- **Quoted text**
Blog
Beyond Social Monitoring
May 19, 2017

WHEN a major international electronic home appliance manufacturer wanted to find out what its customers prefer about coffee, it turned to the social media for answers. The coffee appliance maker reimagined its social media strategy. It immediately signed up with a social media monitoring company and started an online campaign.

 

 The objective is to brew up an effective campaign to understand the passion points of coffee lovers as well as knowing what makes them tick when it comes to coffee.

 

 But what information can social media yield to the manufacturer?

 

Is this information reliable? How useful is this information? These are valid questions for any market strategist to answer.

 

Conversations on social media are classified as unstructured data. But with the right tool to filter and analyse, these conversations can yield useful information for various stakeholders. Measuring brand attractiveness, tabulating quality of service level, correcting misinformation and even defusing a potential crisis can all be done via social media analytics.

 

The coffee maker approached social media analytics with a five-point strategy:

Identify consumer points of interest;

Locate local coffee tastemakers;

Use insights to create hashtag campaign;

Use insights from user-generated content; and finally

Personalise the insights to your customer.

 

 

Beyond social media listening

 

 

Going beyond social media monitoring, the coffee maker was elated when it increased consumer affinity to its brand. Its Instagram fans increased five-fold, online brand mentions increased eight-fold and quadrupled its Facebook engagement rate.

- **Material shown**
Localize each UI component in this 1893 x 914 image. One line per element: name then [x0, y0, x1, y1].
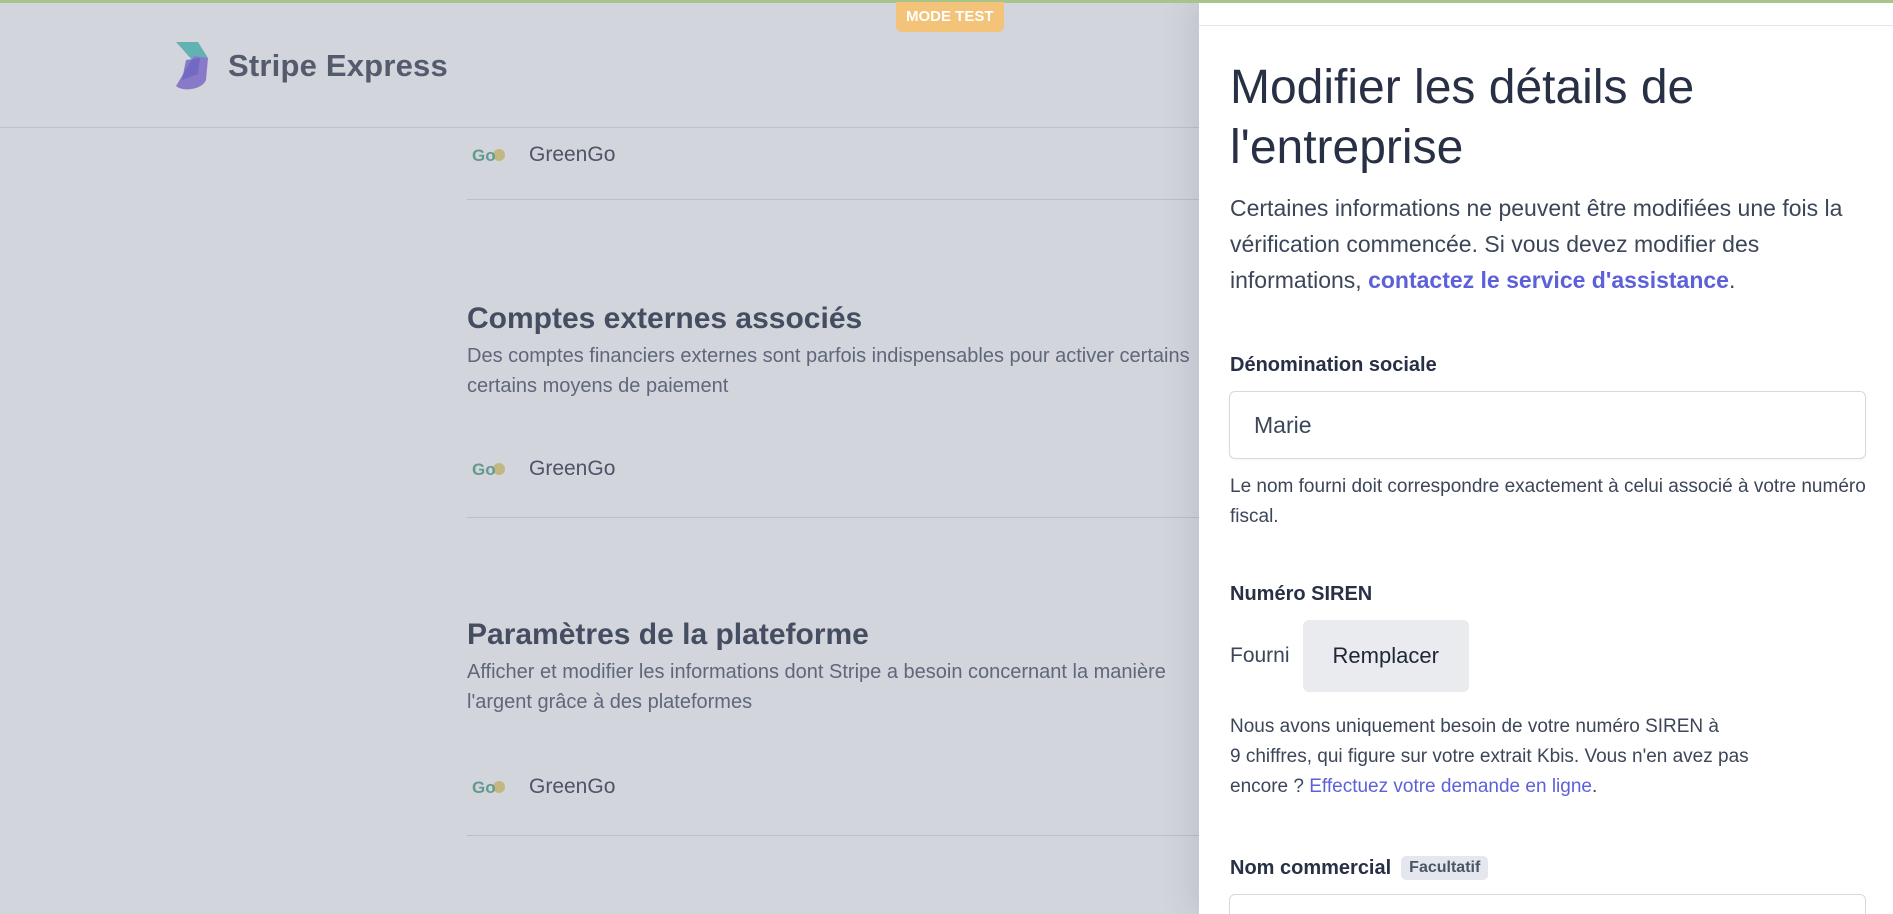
siren-label: Numéro SIREN — [1230, 583, 1373, 605]
replace-siren-button[interactable]: Remplacer — [1302, 620, 1469, 692]
siren-status-row: Fourni Remplacer — [1230, 620, 1469, 692]
trade-name-input[interactable] — [1229, 894, 1866, 914]
company-name-label: Dénomination sociale — [1230, 354, 1437, 376]
optional-badge: Facultatif — [1401, 856, 1489, 880]
edit-business-drawer: Modifier les détails de l'entreprise Cer… — [1199, 0, 1893, 914]
contact-support-link[interactable]: contactez le service d'assistance — [1368, 267, 1729, 293]
mode-test-badge: MODE TEST — [896, 2, 1004, 32]
siren-help: Nous avons uniquement besoin de votre nu… — [1230, 716, 1749, 797]
drawer-title: Modifier les détails de l'entreprise — [1230, 61, 1695, 174]
company-name-input[interactable] — [1229, 391, 1866, 459]
apply-online-link[interactable]: Effectuez votre demande en ligne — [1309, 776, 1592, 797]
trade-name-label-row: Nom commercial Facultatif — [1230, 856, 1489, 880]
company-name-help: Le nom fourni doit correspondre exacteme… — [1230, 476, 1866, 527]
drawer-intro: Certaines informations ne peuvent être m… — [1230, 195, 1843, 293]
siren-status: Fourni — [1230, 644, 1290, 667]
drawer-divider — [1199, 25, 1893, 26]
trade-name-label: Nom commercial — [1230, 856, 1392, 879]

- **What you should do**
Resume the blog post on the coffee appliance maker's social media strategy, picking up after its last sentence.

- **Exercise result**
 

 

And all this cost the company just a fraction of what it would normally cost to do a full-blown market research of customer perception.

 

 

Listening to conversations on social networks can provide more than just a means to monitor how your customer perceives your brand image or service level. Social networks can be used to market your products effectively, reaching out beyond your existing market.

 

 

For instance, using Blue Ocean Strategy’s three tiers of non-customers, social listening tools can help a great deal in placing your customers in the three buckets of “soon-to-be” non-customers, “refusing” non-customers and lastly, “unexplored” non-customers.

 

 

Combining social listening tools into your corporate strategy development can provide a great deal of information and insight into what your potential customers are seeking. This could then be translated into actionable programmes to address various gripes or peeves that existing and non-customers may be dealing with.

 

 

Businesses could easily take steps to ensure existing customers are happy, while at the same time woo non-customers over with smart online campaigns. The wonderful aspect of it all is that social media listening tools can yield real-time information in a cost-effective manner.

 

 

Beyond monitoring

 

 

Under a challenging business climate, businesses find ways to reduce cost and cut expenses. Efficiency is what senior management seeks, to improve productivity and output with the lowest possible input.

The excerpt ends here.